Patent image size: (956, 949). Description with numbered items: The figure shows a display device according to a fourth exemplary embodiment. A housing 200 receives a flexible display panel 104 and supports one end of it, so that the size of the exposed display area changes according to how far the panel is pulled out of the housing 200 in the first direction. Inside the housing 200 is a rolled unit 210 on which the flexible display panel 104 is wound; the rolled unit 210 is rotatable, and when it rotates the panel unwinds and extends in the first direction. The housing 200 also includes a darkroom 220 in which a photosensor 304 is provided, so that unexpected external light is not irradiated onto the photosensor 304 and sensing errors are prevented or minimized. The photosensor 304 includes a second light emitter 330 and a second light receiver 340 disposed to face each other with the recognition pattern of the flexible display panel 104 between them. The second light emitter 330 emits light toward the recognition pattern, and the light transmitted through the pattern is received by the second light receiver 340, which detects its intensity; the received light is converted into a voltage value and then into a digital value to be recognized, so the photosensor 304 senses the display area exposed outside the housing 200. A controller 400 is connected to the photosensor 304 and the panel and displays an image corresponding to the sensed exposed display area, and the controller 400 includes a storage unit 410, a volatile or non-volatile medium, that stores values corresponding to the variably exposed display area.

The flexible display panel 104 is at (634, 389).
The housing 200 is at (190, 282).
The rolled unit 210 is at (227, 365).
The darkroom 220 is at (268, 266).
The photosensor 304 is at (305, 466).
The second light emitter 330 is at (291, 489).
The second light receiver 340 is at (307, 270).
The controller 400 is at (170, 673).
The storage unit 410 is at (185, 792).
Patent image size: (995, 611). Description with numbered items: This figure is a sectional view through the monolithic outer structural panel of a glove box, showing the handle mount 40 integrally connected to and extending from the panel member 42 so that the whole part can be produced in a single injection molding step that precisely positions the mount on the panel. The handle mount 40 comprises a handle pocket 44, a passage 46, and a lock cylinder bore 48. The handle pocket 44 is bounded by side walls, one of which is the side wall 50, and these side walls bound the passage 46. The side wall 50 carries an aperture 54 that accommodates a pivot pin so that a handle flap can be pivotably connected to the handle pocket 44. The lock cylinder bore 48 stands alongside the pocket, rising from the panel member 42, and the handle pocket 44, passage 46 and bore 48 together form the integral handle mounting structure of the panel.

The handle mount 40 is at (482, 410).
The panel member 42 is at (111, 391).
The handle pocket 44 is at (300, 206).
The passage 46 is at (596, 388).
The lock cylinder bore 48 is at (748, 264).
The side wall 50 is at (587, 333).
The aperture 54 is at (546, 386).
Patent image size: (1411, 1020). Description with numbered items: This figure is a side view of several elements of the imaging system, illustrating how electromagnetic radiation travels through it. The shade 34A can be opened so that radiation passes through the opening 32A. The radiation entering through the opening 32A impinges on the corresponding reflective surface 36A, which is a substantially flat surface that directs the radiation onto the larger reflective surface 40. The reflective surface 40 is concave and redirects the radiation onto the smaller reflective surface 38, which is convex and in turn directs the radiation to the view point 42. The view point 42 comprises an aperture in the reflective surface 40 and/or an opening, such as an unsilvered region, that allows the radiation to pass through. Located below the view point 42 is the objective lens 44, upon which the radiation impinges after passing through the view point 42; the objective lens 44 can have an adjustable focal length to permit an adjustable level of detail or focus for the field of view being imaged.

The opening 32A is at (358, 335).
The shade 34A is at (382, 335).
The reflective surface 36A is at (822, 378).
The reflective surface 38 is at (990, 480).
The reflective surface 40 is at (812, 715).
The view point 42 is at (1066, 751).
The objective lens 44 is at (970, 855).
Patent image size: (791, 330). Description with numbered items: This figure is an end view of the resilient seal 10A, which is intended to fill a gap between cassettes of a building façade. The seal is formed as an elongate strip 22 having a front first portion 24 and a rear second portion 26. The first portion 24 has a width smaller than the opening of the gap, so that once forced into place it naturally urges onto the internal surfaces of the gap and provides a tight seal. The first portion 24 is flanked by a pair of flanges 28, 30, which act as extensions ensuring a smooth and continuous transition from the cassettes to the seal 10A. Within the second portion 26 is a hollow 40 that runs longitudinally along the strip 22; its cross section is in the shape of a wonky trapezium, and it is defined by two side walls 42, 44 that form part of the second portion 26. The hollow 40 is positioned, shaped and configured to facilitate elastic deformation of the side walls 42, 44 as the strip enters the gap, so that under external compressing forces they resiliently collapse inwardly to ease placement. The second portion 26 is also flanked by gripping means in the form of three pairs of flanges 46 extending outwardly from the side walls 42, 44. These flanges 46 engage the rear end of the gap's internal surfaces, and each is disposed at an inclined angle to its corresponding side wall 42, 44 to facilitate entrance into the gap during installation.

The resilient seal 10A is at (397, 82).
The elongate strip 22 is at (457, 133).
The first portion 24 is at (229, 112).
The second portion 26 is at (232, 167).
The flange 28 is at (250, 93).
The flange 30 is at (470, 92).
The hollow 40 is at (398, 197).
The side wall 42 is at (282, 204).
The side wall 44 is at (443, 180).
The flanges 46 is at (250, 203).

### PROBLEM DETAILS
Convert every line of the records above into a JSON list of strings, one string per line, leaving out the blank lines.

### WRITTEN ANSWER
[
  "Patent image size: (956, 949). Description with numbered items: The figure shows a display device according to a fourth exemplary embodiment. A housing 200 receives a flexible display panel 104 and supports one end of it, so that the size of the exposed display area changes according to how far the panel is pulled out of the housing 200 in the first direction. Inside the housing 200 is a rolled unit 210 on which the flexible display panel 104 is wound; the rolled unit 210 is rotatable, and when it rotates the panel unwinds and extends in the first direction. The housing 200 also includes a darkroom 220 in which a photosensor 304 is provided, so that unexpected external light is not irradiated onto the photosensor 304 and sensing errors are prevented or minimized. The photosensor 304 includes a second light emitter 330 and a second light receiver 340 disposed to face each other with the recognition pattern of the flexible display panel 104 between them. The second light emitter 330 emits light toward the recognition pattern, and the light transmitted through the pattern is received by the second light receiver 340, which detects its intensity; the received light is converted into a voltage value and then into a digital value to be recognized, so the photosensor 304 senses the display area exposed outside the housing 200. A controller 400 is connected to the photosensor 304 and the panel and displays an image corresponding to the sensed exposed display area, and the controller 400 includes a storage unit 410, a volatile or non-volatile medium, that stores values corresponding to the variably exposed display area.",
  "The flexible display panel 104 is at (634, 389).",
  "The housing 200 is at (190, 282).",
  "The rolled unit 210 is at (227, 365).",
  "The darkroom 220 is at (268, 266).",
  "The photosensor 304 is at (305, 466).",
  "The second light emitter 330 is at (291, 489).",
  "The second light receiver 340 is at (307, 270).",
  "The controller 400 is at (170, 673).",
  "The storage unit 410 is at (185, 792).",
  "Patent image size: (995, 611). Description with numbered items: This figure is a sectional view through the monolithic outer structural panel of a glove box, showing the handle mount 40 integrally connected to and extending from the panel member 42 so that the whole part can be produced in a single injection molding step that precisely positions the mount on the panel. The handle mount 40 comprises a handle pocket 44, a passage 46, and a lock cylinder bore 48. The handle pocket 44 is bounded by side walls, one of which is the side wall 50, and these side walls bound the passage 46. The side wall 50 carries an aperture 54 that accommodates a pivot pin so that a handle flap can be pivotably connected to the handle pocket 44. The lock cylinder bore 48 stands alongside the pocket, rising from the panel member 42, and the handle pocket 44, passage 46 and bore 48 together form the integral handle mounting structure of the panel.",
  "The handle mount 40 is at (482, 410).",
  "The panel member 42 is at (111, 391).",
  "The handle pocket 44 is at (300, 206).",
  "The passage 46 is at (596, 388).",
  "The lock cylinder bore 48 is at (748, 264).",
  "The side wall 50 is at (587, 333).",
  "The aperture 54 is at (546, 386).",
  "Patent image size: (1411, 1020). Description with numbered items: This figure is a side view of several elements of the imaging system, illustrating how electromagnetic radiation travels through it. The shade 34A can be opened so that radiation passes through the opening 32A. The radiation entering through the opening 32A impinges on the corresponding reflective surface 36A, which is a substantially flat surface that directs the radiation onto the larger reflective surface 40. The reflective surface 40 is concave and redirects the radiation onto the smaller reflective surface 38, which is convex and in turn directs the radiation to the view point 42. The view point 42 comprises an aperture in the reflective surface 40 and/or an opening, such as an unsilvered region, that allows the radiation to pass through. Located below the view point 42 is the objective lens 44, upon which the radiation impinges after passing through the view point 42; the objective lens 44 can have an adjustable focal length to permit an adjustable level of detail or focus for the field of view being imaged.",
  "The opening 32A is at (358, 335).",
  "The shade 34A is at (382, 335).",
  "The reflective surface 36A is at (822, 378).",
  "The reflective surface 38 is at (990, 480).",
  "The reflective surface 40 is at (812, 715).",
  "The view point 42 is at (1066, 751).",
  "The objective lens 44 is at (970, 855).",
  "Patent image size: (791, 330). Description with numbered items: This figure is an end view of the resilient seal 10A, which is intended to fill a gap between cassettes of a building façade. The seal is formed as an elongate strip 22 having a front first portion 24 and a rear second portion 26. The first portion 24 has a width smaller than the opening of the gap, so that once forced into place it naturally urges onto the internal surfaces of the gap and provides a tight seal. The first portion 24 is flanked by a pair of flanges 28, 30, which act as extensions ensuring a smooth and continuous transition from the cassettes to the seal 10A. Within the second portion 26 is a hollow 40 that runs longitudinally along the strip 22; its cross section is in the shape of a wonky trapezium, and it is defined by two side walls 42, 44 that form part of the second portion 26. The hollow 40 is positioned, shaped and configured to facilitate elastic deformation of the side walls 42, 44 as the strip enters the gap, so that under external compressing forces they resiliently collapse inwardly to ease placement. The second portion 26 is also flanked by gripping means in the form of three pairs of flanges 46 extending outwardly from the side walls 42, 44. These flanges 46 engage the rear end of the gap's internal surfaces, and each is disposed at an inclined angle to its corresponding side wall 42, 44 to facilitate entrance into the gap during installation.",
  "The resilient seal 10A is at (397, 82).",
  "The elongate strip 22 is at (457, 133).",
  "The first portion 24 is at (229, 112).",
  "The second portion 26 is at (232, 167).",
  "The flange 28 is at (250, 93).",
  "The flange 30 is at (470, 92).",
  "The hollow 40 is at (398, 197).",
  "The side wall 42 is at (282, 204).",
  "The side wall 44 is at (443, 180).",
  "The flanges 46 is at (250, 203)."
]